*Written task*.
Review the material and extract every line in which the word "xlabel" occurs.

*Data excerpts*.
■ ■ ■ ■ ■ ■ ■

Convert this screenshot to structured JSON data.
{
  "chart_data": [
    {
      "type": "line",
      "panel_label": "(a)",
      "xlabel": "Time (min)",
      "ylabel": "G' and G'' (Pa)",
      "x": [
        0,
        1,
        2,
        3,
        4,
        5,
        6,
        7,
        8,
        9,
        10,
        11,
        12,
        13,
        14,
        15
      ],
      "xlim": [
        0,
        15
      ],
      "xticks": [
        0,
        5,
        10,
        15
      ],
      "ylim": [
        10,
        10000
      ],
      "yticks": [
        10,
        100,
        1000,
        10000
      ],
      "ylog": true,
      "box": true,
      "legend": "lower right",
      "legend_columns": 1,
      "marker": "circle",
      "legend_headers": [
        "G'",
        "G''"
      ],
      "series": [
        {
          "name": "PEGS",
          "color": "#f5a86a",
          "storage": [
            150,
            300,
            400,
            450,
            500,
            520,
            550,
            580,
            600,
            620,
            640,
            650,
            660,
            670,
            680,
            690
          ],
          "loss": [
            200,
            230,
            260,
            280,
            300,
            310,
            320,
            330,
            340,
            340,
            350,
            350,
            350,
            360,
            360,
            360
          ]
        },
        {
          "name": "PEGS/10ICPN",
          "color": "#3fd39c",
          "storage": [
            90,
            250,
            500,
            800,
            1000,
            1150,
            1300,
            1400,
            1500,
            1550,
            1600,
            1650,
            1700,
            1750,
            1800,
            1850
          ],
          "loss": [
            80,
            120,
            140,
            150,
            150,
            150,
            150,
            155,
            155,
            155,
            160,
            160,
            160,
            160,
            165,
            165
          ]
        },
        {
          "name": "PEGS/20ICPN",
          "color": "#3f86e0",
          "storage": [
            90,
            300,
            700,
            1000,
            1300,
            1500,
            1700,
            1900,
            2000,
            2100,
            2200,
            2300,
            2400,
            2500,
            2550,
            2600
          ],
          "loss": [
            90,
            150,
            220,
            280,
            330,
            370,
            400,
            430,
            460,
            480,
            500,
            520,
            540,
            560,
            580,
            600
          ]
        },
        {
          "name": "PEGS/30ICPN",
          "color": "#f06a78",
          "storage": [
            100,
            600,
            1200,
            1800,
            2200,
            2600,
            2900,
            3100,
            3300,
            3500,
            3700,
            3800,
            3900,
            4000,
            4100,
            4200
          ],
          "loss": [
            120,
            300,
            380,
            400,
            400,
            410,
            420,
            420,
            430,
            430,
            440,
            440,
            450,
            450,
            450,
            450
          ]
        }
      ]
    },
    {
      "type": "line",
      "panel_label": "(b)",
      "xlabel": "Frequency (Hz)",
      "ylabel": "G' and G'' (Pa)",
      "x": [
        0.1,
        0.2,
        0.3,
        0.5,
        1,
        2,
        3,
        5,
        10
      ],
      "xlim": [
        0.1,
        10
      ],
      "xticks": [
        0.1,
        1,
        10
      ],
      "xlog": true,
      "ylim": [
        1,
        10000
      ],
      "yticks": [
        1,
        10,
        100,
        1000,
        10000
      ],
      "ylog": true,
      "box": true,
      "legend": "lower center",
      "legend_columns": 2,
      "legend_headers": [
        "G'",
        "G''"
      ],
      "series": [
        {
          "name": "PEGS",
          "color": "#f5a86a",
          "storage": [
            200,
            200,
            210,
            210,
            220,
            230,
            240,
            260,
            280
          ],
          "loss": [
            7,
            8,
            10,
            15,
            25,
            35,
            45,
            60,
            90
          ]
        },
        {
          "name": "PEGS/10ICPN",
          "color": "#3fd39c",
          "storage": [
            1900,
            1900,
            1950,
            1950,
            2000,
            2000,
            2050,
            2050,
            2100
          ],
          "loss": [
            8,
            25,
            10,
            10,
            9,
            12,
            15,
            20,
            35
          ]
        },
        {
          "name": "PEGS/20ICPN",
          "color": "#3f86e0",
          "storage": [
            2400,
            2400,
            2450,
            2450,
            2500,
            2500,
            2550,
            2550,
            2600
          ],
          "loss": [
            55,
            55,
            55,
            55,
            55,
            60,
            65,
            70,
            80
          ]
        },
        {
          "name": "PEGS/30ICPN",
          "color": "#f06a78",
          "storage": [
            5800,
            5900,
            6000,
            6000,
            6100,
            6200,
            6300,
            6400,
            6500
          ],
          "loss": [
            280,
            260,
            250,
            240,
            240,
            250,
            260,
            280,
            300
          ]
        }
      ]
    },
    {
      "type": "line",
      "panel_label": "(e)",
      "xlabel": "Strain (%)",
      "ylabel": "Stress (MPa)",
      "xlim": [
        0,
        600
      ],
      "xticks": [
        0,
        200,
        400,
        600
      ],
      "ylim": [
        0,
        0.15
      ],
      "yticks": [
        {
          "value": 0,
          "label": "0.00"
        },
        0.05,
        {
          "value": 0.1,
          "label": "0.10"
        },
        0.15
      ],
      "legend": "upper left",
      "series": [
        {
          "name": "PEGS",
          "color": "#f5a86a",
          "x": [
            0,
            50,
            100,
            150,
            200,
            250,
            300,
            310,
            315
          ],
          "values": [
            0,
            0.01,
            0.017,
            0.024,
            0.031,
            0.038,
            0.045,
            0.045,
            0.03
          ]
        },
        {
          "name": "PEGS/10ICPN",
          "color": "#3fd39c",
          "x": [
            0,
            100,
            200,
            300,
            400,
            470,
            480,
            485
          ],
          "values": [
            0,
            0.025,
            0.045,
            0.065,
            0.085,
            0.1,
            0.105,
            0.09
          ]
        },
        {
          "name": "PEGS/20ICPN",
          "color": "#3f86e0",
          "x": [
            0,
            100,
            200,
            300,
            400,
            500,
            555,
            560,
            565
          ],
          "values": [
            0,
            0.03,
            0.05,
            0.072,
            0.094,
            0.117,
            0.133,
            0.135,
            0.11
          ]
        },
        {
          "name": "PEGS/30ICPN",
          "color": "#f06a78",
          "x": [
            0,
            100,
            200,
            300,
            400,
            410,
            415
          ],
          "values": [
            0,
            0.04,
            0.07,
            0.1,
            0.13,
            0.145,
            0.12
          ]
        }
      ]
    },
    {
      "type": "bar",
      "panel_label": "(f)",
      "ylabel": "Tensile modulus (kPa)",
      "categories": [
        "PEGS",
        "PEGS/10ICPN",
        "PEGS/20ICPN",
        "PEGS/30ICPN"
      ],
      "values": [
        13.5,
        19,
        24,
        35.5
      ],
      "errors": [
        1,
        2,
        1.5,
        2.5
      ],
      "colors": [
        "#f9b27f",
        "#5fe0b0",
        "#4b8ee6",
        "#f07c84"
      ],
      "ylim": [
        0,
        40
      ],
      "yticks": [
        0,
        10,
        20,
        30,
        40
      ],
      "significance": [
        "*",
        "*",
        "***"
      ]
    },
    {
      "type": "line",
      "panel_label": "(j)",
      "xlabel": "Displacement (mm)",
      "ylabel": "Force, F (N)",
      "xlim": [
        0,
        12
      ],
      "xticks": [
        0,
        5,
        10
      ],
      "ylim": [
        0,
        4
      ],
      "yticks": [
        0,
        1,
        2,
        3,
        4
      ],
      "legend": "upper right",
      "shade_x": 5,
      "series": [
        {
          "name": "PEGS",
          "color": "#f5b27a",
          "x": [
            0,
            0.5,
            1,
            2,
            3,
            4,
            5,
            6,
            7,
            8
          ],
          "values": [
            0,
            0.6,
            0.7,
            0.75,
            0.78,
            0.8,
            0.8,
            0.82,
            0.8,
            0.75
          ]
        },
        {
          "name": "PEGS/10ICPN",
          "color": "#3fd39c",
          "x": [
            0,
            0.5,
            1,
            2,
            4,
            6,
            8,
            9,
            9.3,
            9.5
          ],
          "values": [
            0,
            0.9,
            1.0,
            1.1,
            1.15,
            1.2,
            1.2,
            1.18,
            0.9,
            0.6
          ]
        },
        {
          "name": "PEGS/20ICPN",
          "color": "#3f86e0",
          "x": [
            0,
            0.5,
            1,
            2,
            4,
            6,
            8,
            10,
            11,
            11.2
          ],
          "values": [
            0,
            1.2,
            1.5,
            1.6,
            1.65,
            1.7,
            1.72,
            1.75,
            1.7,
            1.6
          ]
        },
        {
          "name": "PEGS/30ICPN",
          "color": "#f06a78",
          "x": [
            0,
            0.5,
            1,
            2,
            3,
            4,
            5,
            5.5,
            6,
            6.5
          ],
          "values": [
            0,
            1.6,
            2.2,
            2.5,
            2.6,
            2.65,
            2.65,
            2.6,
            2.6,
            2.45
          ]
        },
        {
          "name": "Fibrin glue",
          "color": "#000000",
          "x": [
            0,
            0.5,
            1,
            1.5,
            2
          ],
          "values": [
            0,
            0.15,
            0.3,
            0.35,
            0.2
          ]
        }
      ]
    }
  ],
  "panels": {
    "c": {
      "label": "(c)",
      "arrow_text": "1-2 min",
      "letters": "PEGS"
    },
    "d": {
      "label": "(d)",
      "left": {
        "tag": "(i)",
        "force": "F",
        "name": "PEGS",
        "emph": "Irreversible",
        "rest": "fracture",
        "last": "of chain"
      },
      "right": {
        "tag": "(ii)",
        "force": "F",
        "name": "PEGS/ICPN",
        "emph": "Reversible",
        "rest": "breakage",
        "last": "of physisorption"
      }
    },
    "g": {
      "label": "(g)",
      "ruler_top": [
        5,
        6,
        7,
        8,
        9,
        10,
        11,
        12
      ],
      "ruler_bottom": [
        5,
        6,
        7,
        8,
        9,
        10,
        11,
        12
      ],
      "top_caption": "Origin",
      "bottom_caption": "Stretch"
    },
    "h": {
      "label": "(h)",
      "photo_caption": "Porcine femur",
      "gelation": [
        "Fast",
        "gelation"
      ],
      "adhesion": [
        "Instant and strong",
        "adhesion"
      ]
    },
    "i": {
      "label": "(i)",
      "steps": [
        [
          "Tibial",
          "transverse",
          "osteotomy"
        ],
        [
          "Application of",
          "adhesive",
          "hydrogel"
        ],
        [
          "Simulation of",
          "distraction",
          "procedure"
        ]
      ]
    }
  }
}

■ ■ ■ ■ ■ ■ ■

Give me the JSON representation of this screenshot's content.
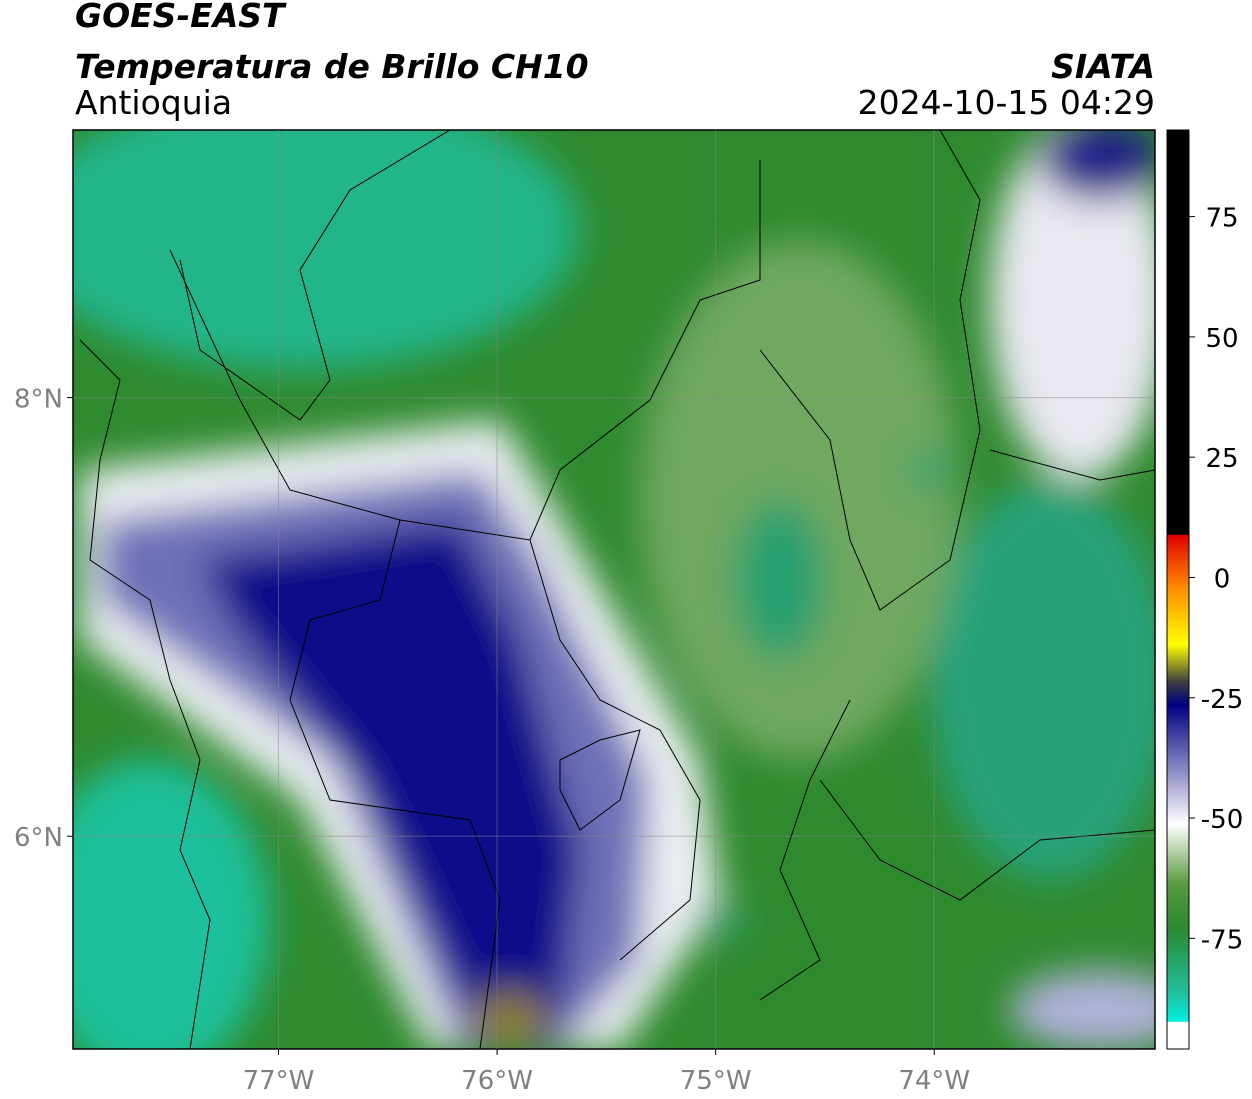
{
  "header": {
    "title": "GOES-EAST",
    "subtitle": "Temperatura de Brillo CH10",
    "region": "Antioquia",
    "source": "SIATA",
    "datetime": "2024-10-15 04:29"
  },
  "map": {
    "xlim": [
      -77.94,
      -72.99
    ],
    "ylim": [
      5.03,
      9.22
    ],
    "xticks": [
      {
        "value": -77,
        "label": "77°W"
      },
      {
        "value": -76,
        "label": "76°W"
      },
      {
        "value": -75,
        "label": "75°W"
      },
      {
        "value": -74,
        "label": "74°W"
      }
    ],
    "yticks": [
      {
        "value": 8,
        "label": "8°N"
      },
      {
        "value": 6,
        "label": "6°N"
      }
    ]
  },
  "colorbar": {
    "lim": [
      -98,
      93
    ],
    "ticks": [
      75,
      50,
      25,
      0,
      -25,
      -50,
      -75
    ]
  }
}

■ ■ ■ ■ ■ ■ ■

*Task answer*.
      "xlabel": "Time (min)",
      "xlabel": "Frequency (Hz)",
      "xlabel": "Strain (%)",
      "xlabel": "Displacement (mm)",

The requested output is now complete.